## Problem details
Count the lines below that include the word "heading" and write that number alone.
— BEGIN Given data —
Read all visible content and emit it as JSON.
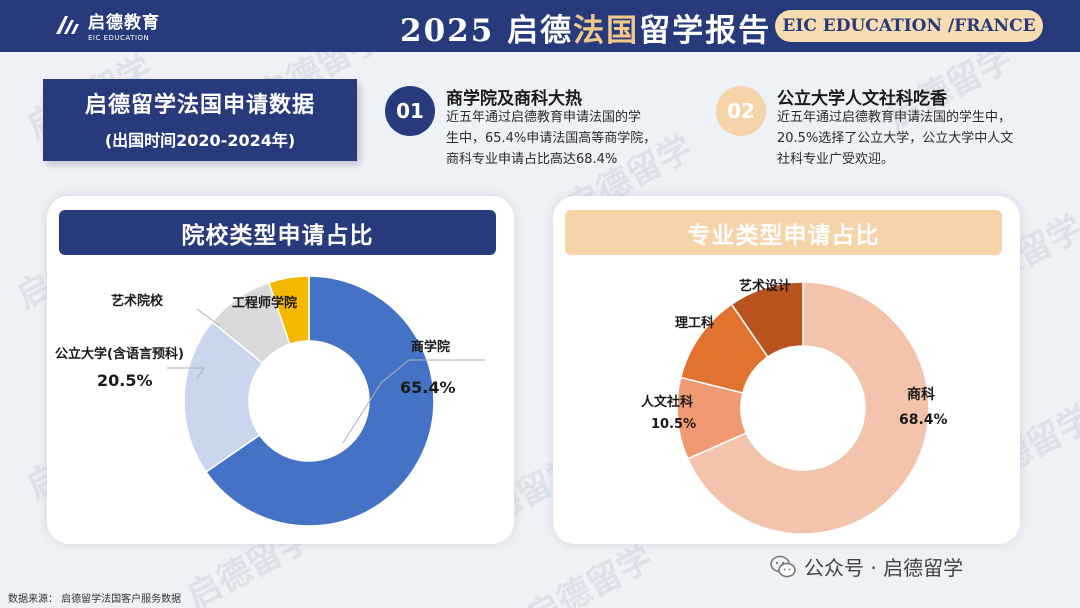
{
  "header": {
    "logo_cn": "启德教育",
    "logo_en": "EIC EDUCATION",
    "title_prefix": "2025 启德",
    "title_highlight": "法国",
    "title_suffix": "留学报告",
    "badge": "EIC EDUCATION /FRANCE"
  },
  "intro": {
    "title": "启德留学法国申请数据",
    "subtitle": "(出国时间2020-2024年)"
  },
  "points": [
    {
      "number": "01",
      "heading": "商学院及商科大热",
      "lines": [
        "近五年通过启德教育申请法国的学",
        "生中，65.4%申请法国高等商学院，",
        "商科专业申请占比高达68.4%"
      ]
    },
    {
      "number": "02",
      "heading": "公立大学人文社科吃香",
      "lines": [
        "近五年通过启德教育申请法国的学生中，",
        "20.5%选择了公立大学，公立大学中人文",
        "社科专业广受欢迎。"
      ]
    }
  ],
  "colors": {
    "navy": "#273a7c",
    "business_school": "#4472c4",
    "public_univ": "#c9d6ee",
    "art_school": "#d9d9d9",
    "engineering_school": "#f5b800",
    "business_major": "#f4c3ab",
    "humanities_major": "#ef9a72",
    "engineering_major": "#e2732f",
    "art_major": "#b9541f"
  },
  "chart_data": [
    {
      "type": "pie",
      "title": "院校类型申请占比",
      "donut": true,
      "categories": [
        "商学院",
        "公立大学(含语言预科)",
        "艺术院校",
        "工程师学院"
      ],
      "values": [
        65.4,
        20.5,
        8.9,
        5.2
      ],
      "data_labels": [
        "65.4%",
        "20.5%",
        "",
        ""
      ]
    },
    {
      "type": "pie",
      "title": "专业类型申请占比",
      "donut": true,
      "categories": [
        "商科",
        "人文社科",
        "理工科",
        "艺术设计"
      ],
      "values": [
        68.4,
        10.5,
        11.5,
        9.6
      ],
      "data_labels": [
        "68.4%",
        "10.5%",
        "",
        ""
      ]
    }
  ],
  "footer": {
    "source": "数据来源：   启德留学法国客户服务数据",
    "wechat": "公众号 · 启德留学"
  },
  "watermark_text": "启德留学"
}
— END Given data —
## The result
2